What is required ▸
Quote all lines below exactly. Images stay out.

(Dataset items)

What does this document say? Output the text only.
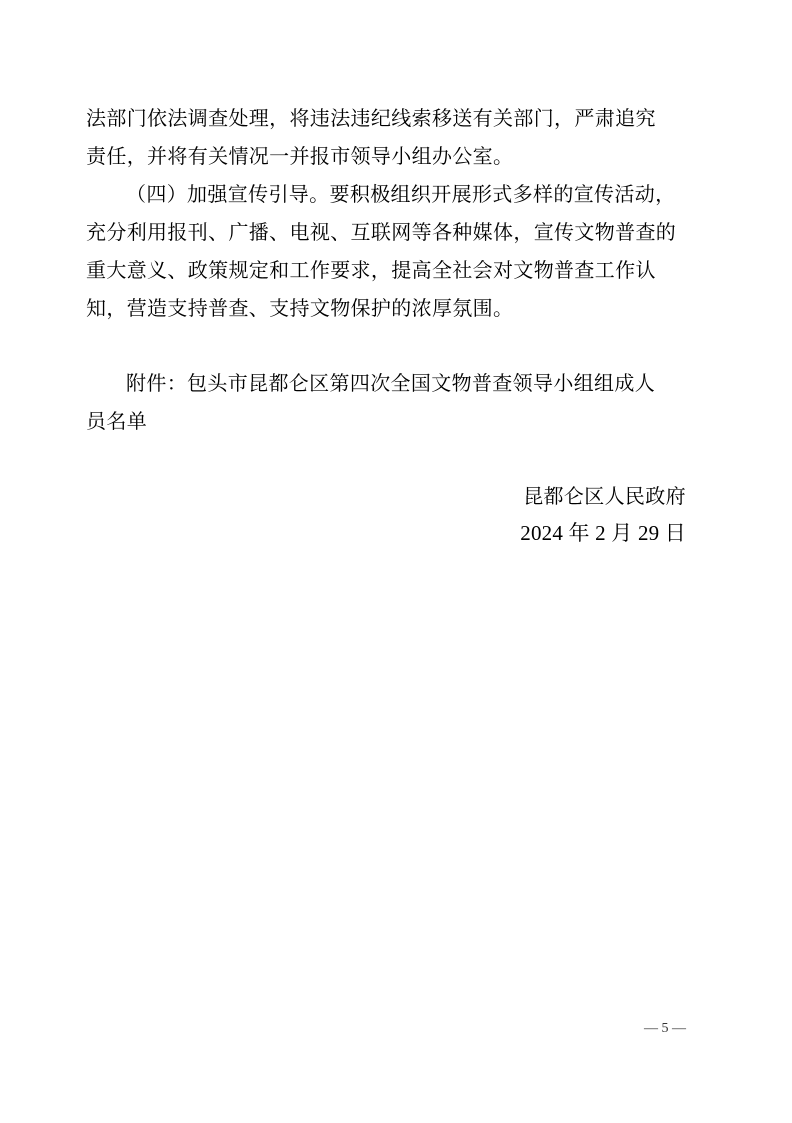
法部门依法调查处理，将违法违纪线索移送有关部门，严肃追究
责任，并将有关情况一并报市领导小组办公室。
（四）加强宣传引导。要积极组织开展形式多样的宣传活动，
充分利用报刊、广播、电视、互联网等各种媒体，宣传文物普查的
重大意义、政策规定和工作要求，提高全社会对文物普查工作认
知，营造支持普查、支持文物保护的浓厚氛围。
附件：包头市昆都仑区第四次全国文物普查领导小组组成人
员名单
昆都仑区人民政府
2024 年 2 月 29 日
— 5 —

Response to this exercise ▸
What does this document say? Output the text only.
法部门依法调查处理，将违法违纪线索移送有关部门，严肃追究
责任，并将有关情况一并报市领导小组办公室。
（四）加强宣传引导。要积极组织开展形式多样的宣传活动，
充分利用报刊、广播、电视、互联网等各种媒体，宣传文物普查的
重大意义、政策规定和工作要求，提高全社会对文物普查工作认
知，营造支持普查、支持文物保护的浓厚氛围。
附件：包头市昆都仑区第四次全国文物普查领导小组组成人
员名单
昆都仑区人民政府
2024 年 2 月 29 日
— 5 —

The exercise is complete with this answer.